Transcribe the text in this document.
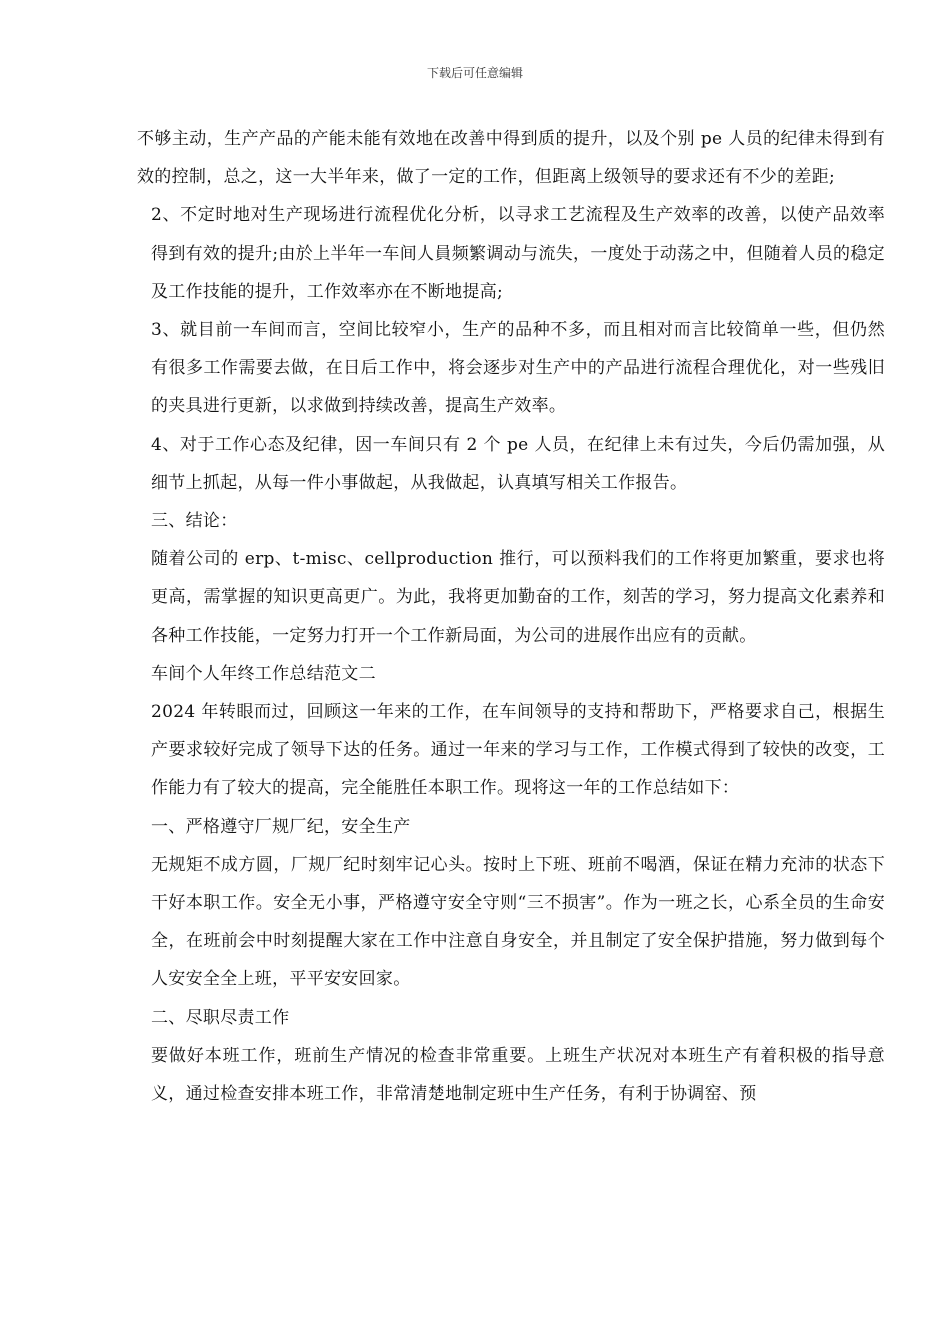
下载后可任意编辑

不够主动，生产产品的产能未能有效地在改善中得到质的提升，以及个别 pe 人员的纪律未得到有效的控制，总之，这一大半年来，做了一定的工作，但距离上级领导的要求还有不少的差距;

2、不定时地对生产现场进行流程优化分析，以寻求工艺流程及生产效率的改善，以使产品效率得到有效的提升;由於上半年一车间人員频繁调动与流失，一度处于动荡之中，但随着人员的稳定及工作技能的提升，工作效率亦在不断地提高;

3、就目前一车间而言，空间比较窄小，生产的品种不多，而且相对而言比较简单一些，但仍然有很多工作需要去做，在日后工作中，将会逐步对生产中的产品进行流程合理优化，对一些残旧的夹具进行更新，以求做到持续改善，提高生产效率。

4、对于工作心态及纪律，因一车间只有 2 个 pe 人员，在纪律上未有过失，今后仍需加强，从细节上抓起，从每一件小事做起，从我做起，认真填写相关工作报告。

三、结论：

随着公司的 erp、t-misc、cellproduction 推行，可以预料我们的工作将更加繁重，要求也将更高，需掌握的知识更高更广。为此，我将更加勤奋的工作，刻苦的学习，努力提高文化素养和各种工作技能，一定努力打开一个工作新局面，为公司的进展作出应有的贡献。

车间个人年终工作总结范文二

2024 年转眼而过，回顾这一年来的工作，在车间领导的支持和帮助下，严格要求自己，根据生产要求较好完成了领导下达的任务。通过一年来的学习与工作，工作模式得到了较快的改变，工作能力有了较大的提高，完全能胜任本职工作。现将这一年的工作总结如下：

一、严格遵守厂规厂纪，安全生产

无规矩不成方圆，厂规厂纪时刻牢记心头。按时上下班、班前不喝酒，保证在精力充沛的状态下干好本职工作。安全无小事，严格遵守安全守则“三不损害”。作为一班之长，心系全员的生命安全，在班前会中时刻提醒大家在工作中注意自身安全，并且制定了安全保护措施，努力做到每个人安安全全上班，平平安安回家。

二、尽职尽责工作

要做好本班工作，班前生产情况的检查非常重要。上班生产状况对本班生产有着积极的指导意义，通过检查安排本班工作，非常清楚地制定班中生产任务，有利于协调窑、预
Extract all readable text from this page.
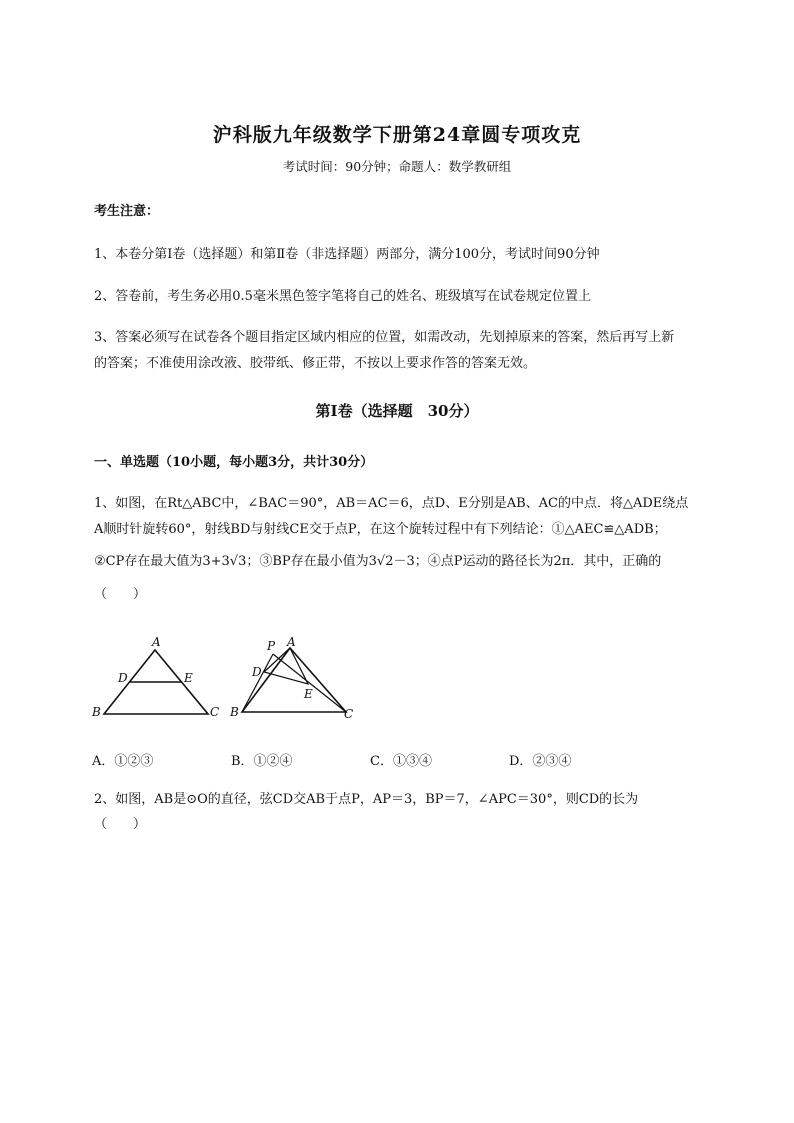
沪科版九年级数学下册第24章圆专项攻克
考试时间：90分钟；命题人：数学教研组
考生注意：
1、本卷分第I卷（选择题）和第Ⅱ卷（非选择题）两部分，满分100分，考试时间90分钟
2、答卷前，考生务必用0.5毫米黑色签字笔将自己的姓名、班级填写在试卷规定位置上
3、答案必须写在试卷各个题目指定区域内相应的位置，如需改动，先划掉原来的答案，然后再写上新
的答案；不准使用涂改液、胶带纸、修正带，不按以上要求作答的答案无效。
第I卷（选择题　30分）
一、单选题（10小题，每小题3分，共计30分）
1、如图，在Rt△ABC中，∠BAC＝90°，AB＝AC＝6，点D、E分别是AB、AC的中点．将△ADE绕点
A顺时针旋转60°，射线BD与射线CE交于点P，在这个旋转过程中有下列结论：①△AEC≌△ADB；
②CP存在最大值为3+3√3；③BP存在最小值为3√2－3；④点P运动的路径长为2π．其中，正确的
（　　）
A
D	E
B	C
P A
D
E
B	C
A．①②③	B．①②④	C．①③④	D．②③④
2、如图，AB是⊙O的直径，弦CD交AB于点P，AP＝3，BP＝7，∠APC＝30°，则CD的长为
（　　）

##########

What is being asked: Return the whole listing, word for word, and leave out every picture.

The solution:
Transcribe the text in this document.
下载后可任意编辑

不够主动，生产产品的产能未能有效地在改善中得到质的提升，以及个别 pe 人员的纪律未得到有效的控制，总之，这一大半年来，做了一定的工作，但距离上级领导的要求还有不少的差距;

2、不定时地对生产现场进行流程优化分析，以寻求工艺流程及生产效率的改善，以使产品效率得到有效的提升;由於上半年一车间人員频繁调动与流失，一度处于动荡之中，但随着人员的稳定及工作技能的提升，工作效率亦在不断地提高;

3、就目前一车间而言，空间比较窄小，生产的品种不多，而且相对而言比较简单一些，但仍然有很多工作需要去做，在日后工作中，将会逐步对生产中的产品进行流程合理优化，对一些残旧的夹具进行更新，以求做到持续改善，提高生产效率。

4、对于工作心态及纪律，因一车间只有 2 个 pe 人员，在纪律上未有过失，今后仍需加强，从细节上抓起，从每一件小事做起，从我做起，认真填写相关工作报告。

三、结论：

随着公司的 erp、t-misc、cellproduction 推行，可以预料我们的工作将更加繁重，要求也将更高，需掌握的知识更高更广。为此，我将更加勤奋的工作，刻苦的学习，努力提高文化素养和各种工作技能，一定努力打开一个工作新局面，为公司的进展作出应有的贡献。

车间个人年终工作总结范文二

2024 年转眼而过，回顾这一年来的工作，在车间领导的支持和帮助下，严格要求自己，根据生产要求较好完成了领导下达的任务。通过一年来的学习与工作，工作模式得到了较快的改变，工作能力有了较大的提高，完全能胜任本职工作。现将这一年的工作总结如下：

一、严格遵守厂规厂纪，安全生产

无规矩不成方圆，厂规厂纪时刻牢记心头。按时上下班、班前不喝酒，保证在精力充沛的状态下干好本职工作。安全无小事，严格遵守安全守则“三不损害”。作为一班之长，心系全员的生命安全，在班前会中时刻提醒大家在工作中注意自身安全，并且制定了安全保护措施，努力做到每个人安安全全上班，平平安安回家。

二、尽职尽责工作

要做好本班工作，班前生产情况的检查非常重要。上班生产状况对本班生产有着积极的指导意义，通过检查安排本班工作，非常清楚地制定班中生产任务，有利于协调窑、预
Extract all readable text from this page.
沪科版九年级数学下册第24章圆专项攻克
考试时间：90分钟；命题人：数学教研组
考生注意：
1、本卷分第I卷（选择题）和第Ⅱ卷（非选择题）两部分，满分100分，考试时间90分钟
2、答卷前，考生务必用0.5毫米黑色签字笔将自己的姓名、班级填写在试卷规定位置上
3、答案必须写在试卷各个题目指定区域内相应的位置，如需改动，先划掉原来的答案，然后再写上新
的答案；不准使用涂改液、胶带纸、修正带，不按以上要求作答的答案无效。
第I卷（选择题　30分）
一、单选题（10小题，每小题3分，共计30分）
1、如图，在Rt△ABC中，∠BAC＝90°，AB＝AC＝6，点D、E分别是AB、AC的中点．将△ADE绕点
A顺时针旋转60°，射线BD与射线CE交于点P，在这个旋转过程中有下列结论：①△AEC≌△ADB；
②CP存在最大值为3+3√3；③BP存在最小值为3√2－3；④点P运动的路径长为2π．其中，正确的
（　　）
A
D	E
B	C
P A
D
E
B	C
A．①②③	B．①②④	C．①③④	D．②③④
2、如图，AB是⊙O的直径，弦CD交AB于点P，AP＝3，BP＝7，∠APC＝30°，则CD的长为
（　　）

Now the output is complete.